- **What is asked**:
Your task is to transcribe all of the records exactly and leave out the pictures.
*** Data provided ***
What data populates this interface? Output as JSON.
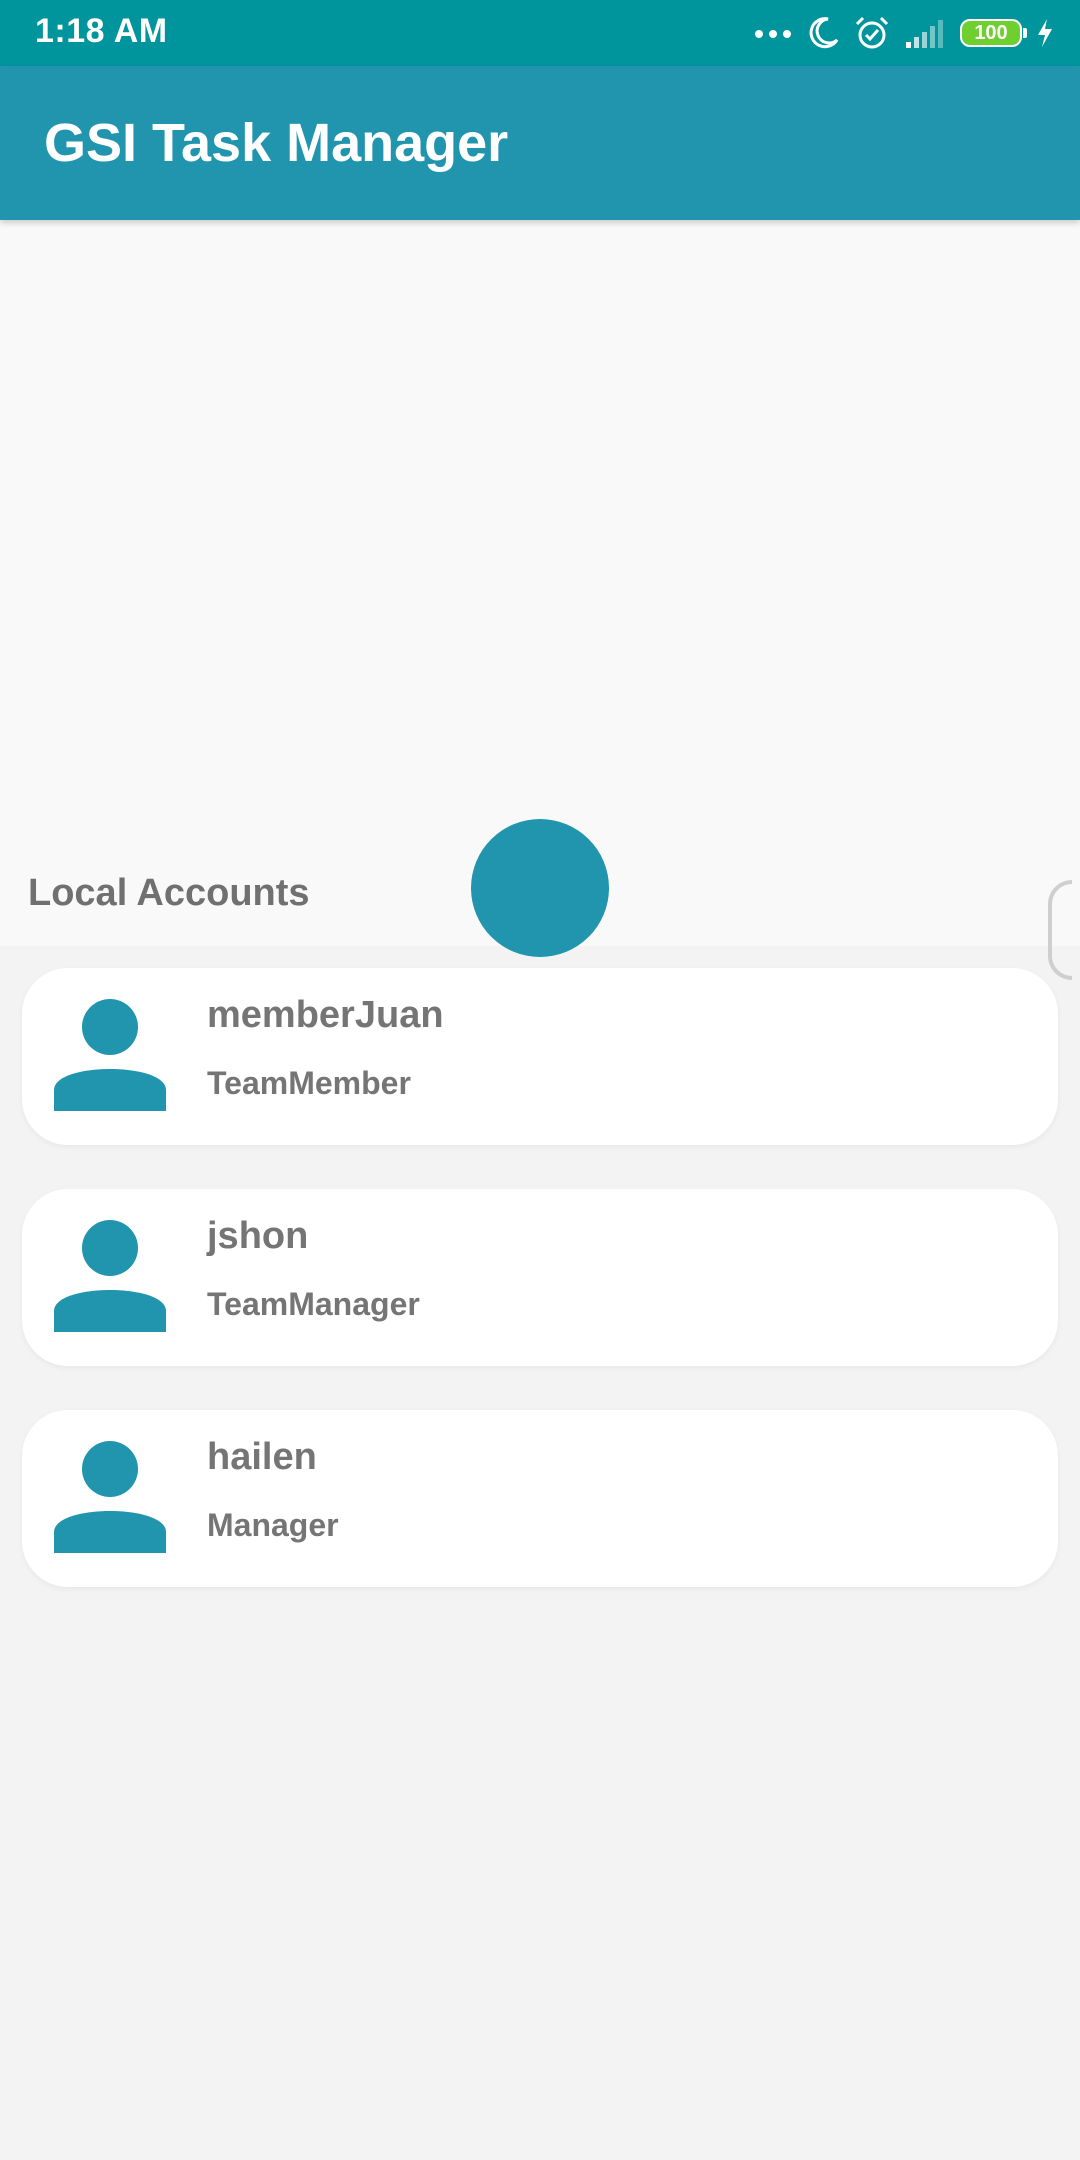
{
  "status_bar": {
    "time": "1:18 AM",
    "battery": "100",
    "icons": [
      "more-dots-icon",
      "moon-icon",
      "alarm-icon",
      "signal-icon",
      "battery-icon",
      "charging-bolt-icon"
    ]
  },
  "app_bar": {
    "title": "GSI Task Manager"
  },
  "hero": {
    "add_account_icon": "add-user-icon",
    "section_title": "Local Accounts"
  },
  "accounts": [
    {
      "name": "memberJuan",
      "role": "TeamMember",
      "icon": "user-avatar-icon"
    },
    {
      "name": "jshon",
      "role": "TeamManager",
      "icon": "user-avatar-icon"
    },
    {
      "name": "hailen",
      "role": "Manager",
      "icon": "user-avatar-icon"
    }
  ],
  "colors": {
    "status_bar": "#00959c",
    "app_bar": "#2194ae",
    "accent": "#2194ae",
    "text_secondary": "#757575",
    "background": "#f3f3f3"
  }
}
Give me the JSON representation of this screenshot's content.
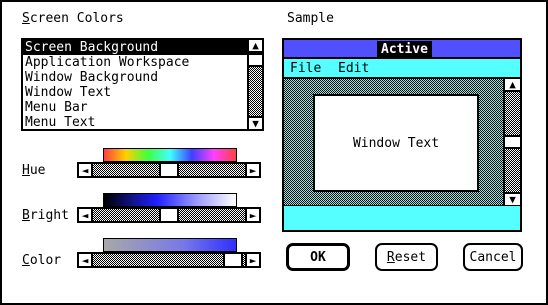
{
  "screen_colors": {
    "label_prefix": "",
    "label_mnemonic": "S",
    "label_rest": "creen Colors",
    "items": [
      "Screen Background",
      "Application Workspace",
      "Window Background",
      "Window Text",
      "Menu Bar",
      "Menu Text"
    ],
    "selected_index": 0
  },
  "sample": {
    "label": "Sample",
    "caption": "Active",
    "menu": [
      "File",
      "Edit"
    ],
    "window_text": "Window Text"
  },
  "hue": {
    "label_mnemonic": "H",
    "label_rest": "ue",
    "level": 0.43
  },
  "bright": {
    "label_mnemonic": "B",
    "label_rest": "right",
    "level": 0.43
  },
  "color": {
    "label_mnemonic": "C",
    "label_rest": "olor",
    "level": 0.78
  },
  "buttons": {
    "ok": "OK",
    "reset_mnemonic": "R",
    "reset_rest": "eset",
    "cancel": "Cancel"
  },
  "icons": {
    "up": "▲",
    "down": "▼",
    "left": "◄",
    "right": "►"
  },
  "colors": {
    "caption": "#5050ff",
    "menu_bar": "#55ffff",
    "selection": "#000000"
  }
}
***
- **Exercise response**:
What data populates this interface? Output as JSON.
{
  "status_bar": {
    "time": "1:18 AM",
    "battery": "100",
    "icons": [
      "more-dots-icon",
      "moon-icon",
      "alarm-icon",
      "signal-icon",
      "battery-icon",
      "charging-bolt-icon"
    ]
  },
  "app_bar": {
    "title": "GSI Task Manager"
  },
  "hero": {
    "add_account_icon": "add-user-icon",
    "section_title": "Local Accounts"
  },
  "accounts": [
    {
      "name": "memberJuan",
      "role": "TeamMember",
      "icon": "user-avatar-icon"
    },
    {
      "name": "jshon",
      "role": "TeamManager",
      "icon": "user-avatar-icon"
    },
    {
      "name": "hailen",
      "role": "Manager",
      "icon": "user-avatar-icon"
    }
  ],
  "colors": {
    "status_bar": "#00959c",
    "app_bar": "#2194ae",
    "accent": "#2194ae",
    "text_secondary": "#757575",
    "background": "#f3f3f3"
  }
}
Give me the JSON representation of this screenshot's content.
{
  "screen_colors": {
    "label_prefix": "",
    "label_mnemonic": "S",
    "label_rest": "creen Colors",
    "items": [
      "Screen Background",
      "Application Workspace",
      "Window Background",
      "Window Text",
      "Menu Bar",
      "Menu Text"
    ],
    "selected_index": 0
  },
  "sample": {
    "label": "Sample",
    "caption": "Active",
    "menu": [
      "File",
      "Edit"
    ],
    "window_text": "Window Text"
  },
  "hue": {
    "label_mnemonic": "H",
    "label_rest": "ue",
    "level": 0.43
  },
  "bright": {
    "label_mnemonic": "B",
    "label_rest": "right",
    "level": 0.43
  },
  "color": {
    "label_mnemonic": "C",
    "label_rest": "olor",
    "level": 0.78
  },
  "buttons": {
    "ok": "OK",
    "reset_mnemonic": "R",
    "reset_rest": "eset",
    "cancel": "Cancel"
  },
  "icons": {
    "up": "▲",
    "down": "▼",
    "left": "◄",
    "right": "►"
  },
  "colors": {
    "caption": "#5050ff",
    "menu_bar": "#55ffff",
    "selection": "#000000"
  }
}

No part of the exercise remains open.